→ ACTIONS TO TAKE:
**a)** Write out, word for word, the section of the passage on using the CLA that begins at the words "Consortium members administer" and stops after the words "learning more generally.".
**b)** Go on with the passage on using the CLA from the point where it stops.

→ SOURCE TEXT:

Consortium members administer the assessment to cross-sectional samples of first-year students in the fall and seniors in the spring, analyzing the results to determine their areas of strength or weakness in generating student learning and developing appropriate strategies to address the weaknesses. A team of faculty members and administrators from each member institution participates in an annual summer meeting of the Consortium, during which ideas and strategies are shared—a form of mutual support that is continued throughout the year via web conferences, listservs, and email. Team members also serve as interpreters of the CLA on their campuses and as resource persons in assessing student learning more generally.

Using the CLA for Institutional Purposes
The advent of moderately priced, reliable, standardized assessment instruments is equipping college leaders with new tools by which to gather evidence about student learning. Until the development of the National Survey of Student Engagement (NSSE) and the CLA, most colleges’ approaches to assessing student learning had been anecdotal and attitudinal. For example, Terrence Grimes, vice president for academic affairs at Barton College in North Carolina, recalls a time when writing portfolios were expected of students there but were never collected or analyzed, and when some courses that ostensibly emphasized writing “really didn’t.” In short, he says, there was very little concrete evidence of students’ competence in writing.

The potential benefits of using the CLA go well beyond its use as an assessment instrument, especially given the right timing and fit with institutional culture and concerns. At Barton, for instance, the CLA was introduced in 2005 in conjunction with a review of the general education curriculum. At that time, according to Grimes, there was also pressure on Barton from its regional accreditor to develop quality-improvement programs. After some difficulties in the early administration of the instrument, the CLA was integrated into the first-year program as well as administered to seniors.

The CLA showed that a Barton education added value to students’ skills, but the faculty was nevertheless disappointed in the absolute quality of the writing, even for seniors. When, in the spring of 2007, members of the board of trustees reviewed the CLA results, they came away with the same impression. As associate professor of biology Kevin Pennington noted, although the faculty were initially “leery about the effectiveness” of using the CLA, the results “allowed us to talk meaningfully, beyond anecdotes, about how to improve student writing.” The changes in the general-education program, Grimes reports, are now being implemented, and the college is relying on “CLA-style” exercises and measurements through the first three years of study.

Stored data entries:
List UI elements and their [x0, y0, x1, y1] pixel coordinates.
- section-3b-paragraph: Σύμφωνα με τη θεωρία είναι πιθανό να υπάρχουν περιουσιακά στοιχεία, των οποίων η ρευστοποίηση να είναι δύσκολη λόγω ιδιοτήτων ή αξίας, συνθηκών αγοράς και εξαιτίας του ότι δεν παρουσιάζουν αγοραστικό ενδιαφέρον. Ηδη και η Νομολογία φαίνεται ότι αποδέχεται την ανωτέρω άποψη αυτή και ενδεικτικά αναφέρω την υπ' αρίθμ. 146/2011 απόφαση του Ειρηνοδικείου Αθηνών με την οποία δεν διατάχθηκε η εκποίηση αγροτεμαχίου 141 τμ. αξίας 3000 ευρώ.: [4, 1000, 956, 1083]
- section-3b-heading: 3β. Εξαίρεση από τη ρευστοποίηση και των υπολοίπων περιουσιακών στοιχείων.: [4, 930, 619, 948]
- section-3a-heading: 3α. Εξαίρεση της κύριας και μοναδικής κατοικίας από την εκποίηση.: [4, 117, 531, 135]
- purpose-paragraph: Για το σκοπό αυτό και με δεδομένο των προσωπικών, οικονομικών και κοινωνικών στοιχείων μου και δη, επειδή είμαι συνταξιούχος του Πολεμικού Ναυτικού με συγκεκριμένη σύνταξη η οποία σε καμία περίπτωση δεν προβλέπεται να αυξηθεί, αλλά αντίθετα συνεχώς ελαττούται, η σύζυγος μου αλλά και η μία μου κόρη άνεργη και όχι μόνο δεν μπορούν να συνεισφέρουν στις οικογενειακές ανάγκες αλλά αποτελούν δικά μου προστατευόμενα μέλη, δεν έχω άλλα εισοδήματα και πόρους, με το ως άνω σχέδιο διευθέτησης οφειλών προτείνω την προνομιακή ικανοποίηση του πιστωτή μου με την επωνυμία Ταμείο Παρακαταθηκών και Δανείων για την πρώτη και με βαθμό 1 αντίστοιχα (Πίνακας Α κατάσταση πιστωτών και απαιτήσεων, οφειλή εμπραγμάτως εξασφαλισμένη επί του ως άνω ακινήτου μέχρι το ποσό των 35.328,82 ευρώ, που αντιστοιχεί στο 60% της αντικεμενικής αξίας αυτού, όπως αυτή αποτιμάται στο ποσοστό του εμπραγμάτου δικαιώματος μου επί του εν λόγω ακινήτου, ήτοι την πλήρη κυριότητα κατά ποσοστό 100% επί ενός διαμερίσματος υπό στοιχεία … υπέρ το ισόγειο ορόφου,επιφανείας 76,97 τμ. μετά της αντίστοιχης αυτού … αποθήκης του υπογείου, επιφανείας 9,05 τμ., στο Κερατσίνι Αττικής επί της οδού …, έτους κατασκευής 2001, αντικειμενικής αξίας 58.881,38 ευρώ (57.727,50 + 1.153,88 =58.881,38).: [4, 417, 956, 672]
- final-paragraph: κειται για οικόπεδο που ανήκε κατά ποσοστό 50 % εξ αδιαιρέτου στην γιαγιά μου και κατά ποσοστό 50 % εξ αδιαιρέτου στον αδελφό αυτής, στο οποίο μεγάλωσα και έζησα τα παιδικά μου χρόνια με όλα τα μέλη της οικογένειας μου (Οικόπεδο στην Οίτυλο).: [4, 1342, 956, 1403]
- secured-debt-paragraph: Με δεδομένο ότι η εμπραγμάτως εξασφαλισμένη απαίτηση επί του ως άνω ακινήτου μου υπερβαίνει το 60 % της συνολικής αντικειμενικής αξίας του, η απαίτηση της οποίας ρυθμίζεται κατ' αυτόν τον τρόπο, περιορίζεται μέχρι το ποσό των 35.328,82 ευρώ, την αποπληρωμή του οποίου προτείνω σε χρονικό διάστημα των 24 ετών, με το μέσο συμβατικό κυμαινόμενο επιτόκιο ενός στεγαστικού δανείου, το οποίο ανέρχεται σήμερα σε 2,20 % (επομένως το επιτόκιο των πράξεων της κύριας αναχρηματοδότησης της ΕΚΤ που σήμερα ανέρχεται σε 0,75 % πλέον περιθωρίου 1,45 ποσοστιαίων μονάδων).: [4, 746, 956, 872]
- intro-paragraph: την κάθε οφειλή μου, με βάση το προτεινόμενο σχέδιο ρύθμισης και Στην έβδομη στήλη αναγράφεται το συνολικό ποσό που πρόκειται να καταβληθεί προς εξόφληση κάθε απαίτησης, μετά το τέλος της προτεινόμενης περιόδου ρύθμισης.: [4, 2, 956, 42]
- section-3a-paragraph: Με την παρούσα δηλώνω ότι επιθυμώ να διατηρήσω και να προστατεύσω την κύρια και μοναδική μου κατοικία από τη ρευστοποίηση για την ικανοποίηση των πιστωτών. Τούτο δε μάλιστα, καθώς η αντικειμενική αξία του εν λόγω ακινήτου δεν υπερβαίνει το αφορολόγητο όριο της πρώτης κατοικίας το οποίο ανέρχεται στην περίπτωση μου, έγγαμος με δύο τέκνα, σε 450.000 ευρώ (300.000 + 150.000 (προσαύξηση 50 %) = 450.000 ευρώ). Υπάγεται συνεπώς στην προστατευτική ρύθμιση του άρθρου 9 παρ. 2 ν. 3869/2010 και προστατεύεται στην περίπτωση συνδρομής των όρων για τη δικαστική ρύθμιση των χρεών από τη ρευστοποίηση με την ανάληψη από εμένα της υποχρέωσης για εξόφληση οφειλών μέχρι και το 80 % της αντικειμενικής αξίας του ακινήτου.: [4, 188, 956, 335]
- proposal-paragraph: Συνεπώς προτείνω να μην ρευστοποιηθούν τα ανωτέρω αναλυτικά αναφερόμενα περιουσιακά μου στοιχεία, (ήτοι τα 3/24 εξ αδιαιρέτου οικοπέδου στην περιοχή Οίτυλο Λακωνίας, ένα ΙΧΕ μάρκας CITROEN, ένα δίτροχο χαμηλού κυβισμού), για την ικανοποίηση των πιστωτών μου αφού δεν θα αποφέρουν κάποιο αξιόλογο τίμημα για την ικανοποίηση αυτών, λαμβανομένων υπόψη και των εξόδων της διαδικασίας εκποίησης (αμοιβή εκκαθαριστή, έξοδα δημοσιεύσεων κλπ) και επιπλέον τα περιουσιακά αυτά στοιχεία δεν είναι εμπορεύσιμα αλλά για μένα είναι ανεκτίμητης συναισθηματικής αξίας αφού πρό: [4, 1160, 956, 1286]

→ EXERCISE RESPONSES:
**a)**
Consortium members administer the assessment to cross-sectional samples of first-year students in the fall and seniors in the spring, analyzing the results to determine their areas of strength or weakness in generating student learning and developing appropriate strategies to address the weaknesses. A team of faculty members and administrators from each member institution participates in an annual summer meeting of the Consortium, during which ideas and strategies are shared—a form of mutual support that is continued throughout the year via web conferences, listservs, and email. Team members also serve as interpreters of the CLA on their campuses and as resource persons in assessing student learning more generally.

**b)**
Cabrini College in Pennsylvania also used the CLA in conjunction with a reform of general education. One additional result at Cabrini has been especially important—Charlie McCormick, dean for academic affairs, believes that the “value-added” results also gave Cabrini a new way to talk about itself in the competitive market of colleges in the Philadelphia area, as well as a renewed sense of institutional identity.

Presidents of other institutions that participate in the CIC/CLA Consortium have also affirmed its usefulness. Alaska Pacific University uses CLA-based exercises in its faculty development programs. And Richard Cook, president of Allegheny College in Pennsylvania, says, “I think it’s vitally important both for demonstrating value-added and for improving what we do.” Edwin H. Welch, president of the University of Charleston in West Virginia, agrees. As a board member of a regional health facility, he had seen how outcomes-based quality-improvement programs were an effective mechanism for institutionalizing improved practice in health care. He noted that assessing, documenting, and improving quality at regular intervals were accepted as requirements in healthcare and immediately saw that similar practices could be established in higher education. Welch’s observations parallel those of Antul Gawande in his “Bell Curve” article in The New Yorker (December 6, 2004).


Lessons Learned

Several key lessons from the CIC/CLA Consortium have thus far emerged:

1) Involve faculty members. First, as other people have noted since the beginning of the assessment movement, engaging faculty members in assessment is essential to improving student learning. Linda DeMeritt, dean of the college at Allegheny College, says, “I think that once you get faculty members to sit down and look at what the CLA is testing, they agree generally that this is a valuable test.” It’s not that faculty members are leery of assessment, she says, but rather that they are wary of any standardized test they are afraid they’ll end up “teaching to.” Allegheny’s experience, she says, has been that “when faculty members actually see a test like this, which is not your standard multiple choice test, they begin to see its value.” In fact, DeMeritt says that as the Allegheny community reviews syllabi and teaching effectiveness, it is asking whether it can “incorporate any of these types of performance-based tests into our own pedagogy.” In that sense, she says, the CLA is having an impact by prompting Allegheny’s faculty “to think more in terms of learning outcomes than teaching objectives.” The Cabrini experience also illustrates that once faculty members become comfortable with the idea of measuring outcomes, they will become eager to find appropriate assessments and to link them to ongoing efforts to improve the teaching of their subjects.

Ursinus College in Pennsylvania attributes its interest in the CLA to the increased role of faculty members in assessment. The college’s Committee on Outcomes Assessment allows faculty members to draw insights from CLA results that can strengthen students’ learning. They were especially interested in documenting the impact of the first-year liberal studies seminar, the Common Intellectual Experience (CIE), on students’ intellectual development. This seminar and its assessment results are being monitored for applicability to a planned “CIE for Seniors” seminar.

Faculty involvement doesn’t happen by itself. Both Grimes at Barton and McCormick at Cabrini spent a great deal of time meeting with faculty members to articulate the rationale for using the CLA. Perhaps equally important, from the beginning they had the support of a few faculty members who were willing to experiment with the instrument and who then became advocates for it.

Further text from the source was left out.